→ **Task objective**
Work out how many lines in the entries contain the string "this", and give nothing but that number.

*****

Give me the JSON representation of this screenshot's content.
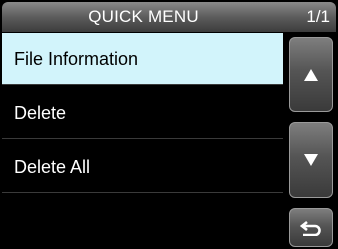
{
  "header": {
    "title": "QUICK MENU",
    "page_indicator": "1/1"
  },
  "menu": {
    "items": [
      {
        "label": "File Information",
        "selected": true
      },
      {
        "label": "Delete",
        "selected": false
      },
      {
        "label": "Delete All",
        "selected": false
      },
      {
        "label": "",
        "selected": false
      }
    ]
  },
  "icons": {
    "up": "triangle-up-icon",
    "down": "triangle-down-icon",
    "back": "return-arrow-icon"
  },
  "colors": {
    "selected_bg": "#d2f4fb",
    "background": "#000000",
    "text": "#ffffff"
  }
}
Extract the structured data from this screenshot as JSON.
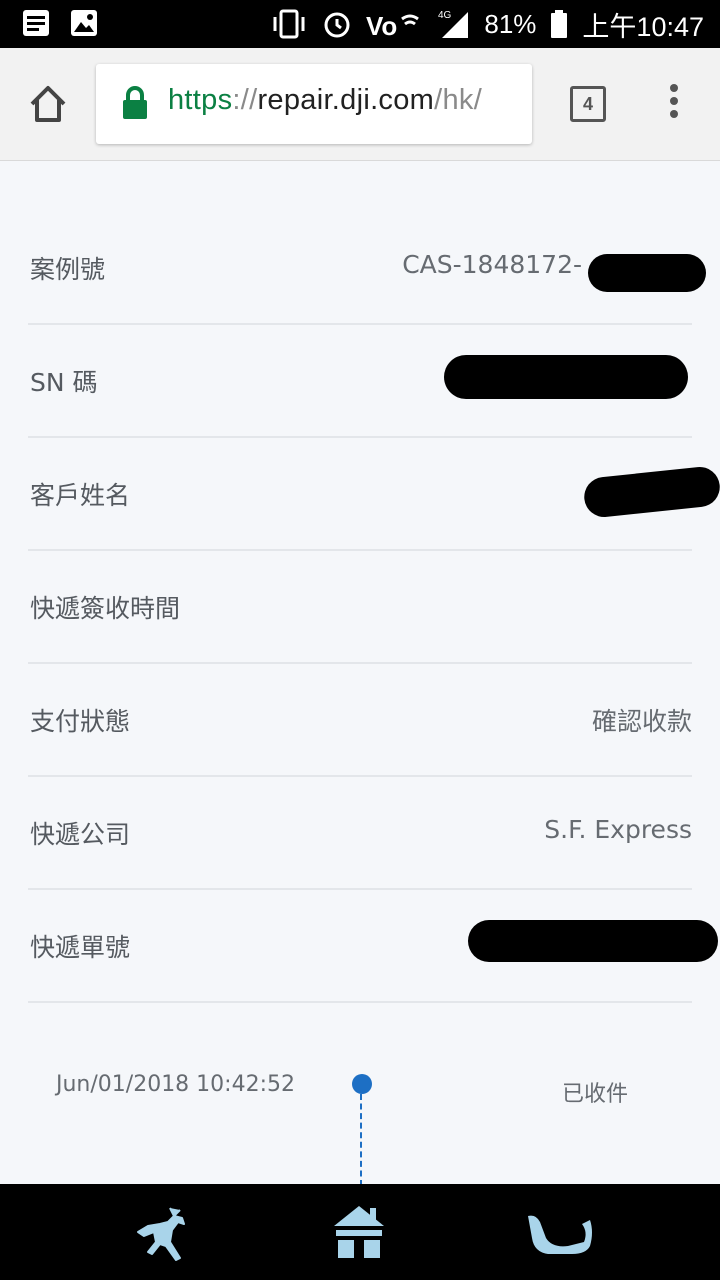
{
  "status_bar": {
    "battery": "81%",
    "time": "上午10:47",
    "network": "4G"
  },
  "browser": {
    "url_scheme": "https",
    "url_sep": "://",
    "url_host": "repair.dji.com",
    "url_path": "/hk/",
    "tab_count": "4"
  },
  "info_rows": [
    {
      "label": "案例號",
      "value": "CAS-1848172-"
    },
    {
      "label": "SN 碼",
      "value": ""
    },
    {
      "label": "客戶姓名",
      "value": ""
    },
    {
      "label": "快遞簽收時間",
      "value": ""
    },
    {
      "label": "支付狀態",
      "value": "確認收款"
    },
    {
      "label": "快遞公司",
      "value": "S.F. Express"
    },
    {
      "label": "快遞單號",
      "value": ""
    }
  ],
  "timeline": {
    "date": "Jun/01/2018 10:42:52",
    "status": "已收件"
  },
  "colors": {
    "accent": "#1d6fc4",
    "url_green": "#0b8043",
    "nav_icon": "#a9d4ea"
  },
  "icons": {
    "nav": [
      "reindeer-icon",
      "house-icon",
      "sleigh-icon"
    ]
  }
}
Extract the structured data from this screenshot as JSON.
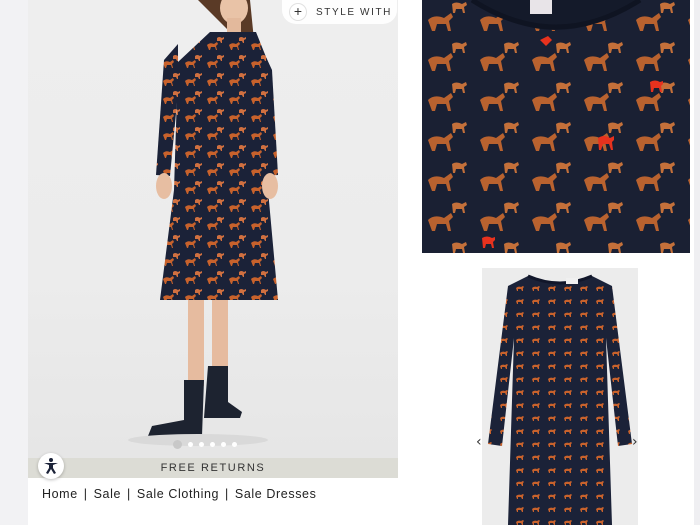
{
  "style_with": {
    "label": "STYLE WITH",
    "icon": "plus-icon"
  },
  "promo": {
    "returns_label": "FREE RETURNS",
    "accessibility_icon": "accessibility-icon"
  },
  "carousel": {
    "dot_count": 6,
    "active_index": 0,
    "prev_icon": "‹",
    "next_icon": "›"
  },
  "breadcrumb": {
    "items": [
      "Home",
      "Sale",
      "Sale Clothing",
      "Sale Dresses"
    ],
    "separator": "|"
  },
  "colors": {
    "dress_navy": "#1b2238",
    "print_orange": "#c8622c",
    "print_red": "#e8321e",
    "returns_bar": "#dcdcd5"
  }
}
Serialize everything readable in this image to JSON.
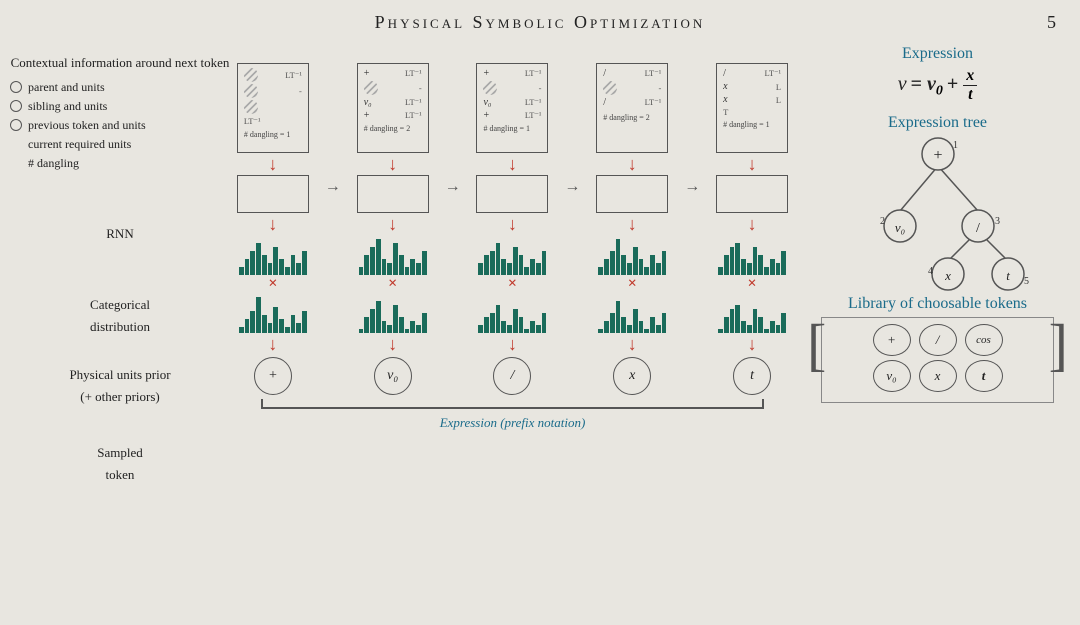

*****

→ **Solution to the exercise**
4